# AIM
Each record below should be repeated precisely as written.

***** RECORDS PROVIDED

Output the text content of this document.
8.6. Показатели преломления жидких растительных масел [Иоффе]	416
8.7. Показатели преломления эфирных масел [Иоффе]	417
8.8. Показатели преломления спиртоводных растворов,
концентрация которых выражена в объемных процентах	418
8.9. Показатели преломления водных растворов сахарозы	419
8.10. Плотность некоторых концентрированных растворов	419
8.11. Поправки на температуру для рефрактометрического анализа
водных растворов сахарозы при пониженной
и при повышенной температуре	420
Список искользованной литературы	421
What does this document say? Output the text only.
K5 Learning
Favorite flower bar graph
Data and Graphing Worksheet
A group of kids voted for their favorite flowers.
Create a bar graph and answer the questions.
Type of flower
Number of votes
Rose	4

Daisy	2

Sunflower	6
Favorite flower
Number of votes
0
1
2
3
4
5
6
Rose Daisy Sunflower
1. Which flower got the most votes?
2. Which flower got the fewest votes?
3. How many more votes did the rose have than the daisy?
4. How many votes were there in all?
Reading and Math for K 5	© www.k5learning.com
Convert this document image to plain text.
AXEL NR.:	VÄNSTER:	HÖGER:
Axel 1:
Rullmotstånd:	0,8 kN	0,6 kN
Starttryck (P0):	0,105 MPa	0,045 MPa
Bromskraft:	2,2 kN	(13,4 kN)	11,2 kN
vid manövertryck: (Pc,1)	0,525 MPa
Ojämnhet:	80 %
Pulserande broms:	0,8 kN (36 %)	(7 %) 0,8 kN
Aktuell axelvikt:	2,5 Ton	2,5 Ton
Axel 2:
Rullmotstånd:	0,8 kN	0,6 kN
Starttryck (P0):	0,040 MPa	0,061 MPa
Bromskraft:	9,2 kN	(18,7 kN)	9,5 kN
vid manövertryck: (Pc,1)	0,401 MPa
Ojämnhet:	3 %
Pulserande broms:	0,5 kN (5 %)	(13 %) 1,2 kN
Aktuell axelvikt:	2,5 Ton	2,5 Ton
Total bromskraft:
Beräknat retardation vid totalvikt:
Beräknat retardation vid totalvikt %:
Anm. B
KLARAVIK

**********

# ANSWER TO THE PROBLEM
Output the text content of this document.
8.6. Показатели преломления жидких растительных масел [Иоффе]	416
8.7. Показатели преломления эфирных масел [Иоффе]	417
8.8. Показатели преломления спиртоводных растворов,
концентрация которых выражена в объемных процентах	418
8.9. Показатели преломления водных растворов сахарозы	419
8.10. Плотность некоторых концентрированных растворов	419
8.11. Поправки на температуру для рефрактометрического анализа
водных растворов сахарозы при пониженной
и при повышенной температуре	420
Список искользованной литературы	421
What does this document say? Output the text only.
K5 Learning
Favorite flower bar graph
Data and Graphing Worksheet
A group of kids voted for their favorite flowers.
Create a bar graph and answer the questions.
Type of flower
Number of votes
Rose	4

Daisy	2

Sunflower	6
Favorite flower
Number of votes
0
1
2
3
4
5
6
Rose Daisy Sunflower
1. Which flower got the most votes?
2. Which flower got the fewest votes?
3. How many more votes did the rose have than the daisy?
4. How many votes were there in all?
Reading and Math for K 5	© www.k5learning.com
Convert this document image to plain text.
AXEL NR.:	VÄNSTER:	HÖGER:
Axel 1:
Rullmotstånd:	0,8 kN	0,6 kN
Starttryck (P0):	0,105 MPa	0,045 MPa
Bromskraft:	2,2 kN	(13,4 kN)	11,2 kN
vid manövertryck: (Pc,1)	0,525 MPa
Ojämnhet:	80 %
Pulserande broms:	0,8 kN (36 %)	(7 %) 0,8 kN
Aktuell axelvikt:	2,5 Ton	2,5 Ton
Axel 2:
Rullmotstånd:	0,8 kN	0,6 kN
Starttryck (P0):	0,040 MPa	0,061 MPa
Bromskraft:	9,2 kN	(18,7 kN)	9,5 kN
vid manövertryck: (Pc,1)	0,401 MPa
Ojämnhet:	3 %
Pulserande broms:	0,5 kN (5 %)	(13 %) 1,2 kN
Aktuell axelvikt:	2,5 Ton	2,5 Ton
Total bromskraft:
Beräknat retardation vid totalvikt:
Beräknat retardation vid totalvikt %:
Anm. B
KLARAVIK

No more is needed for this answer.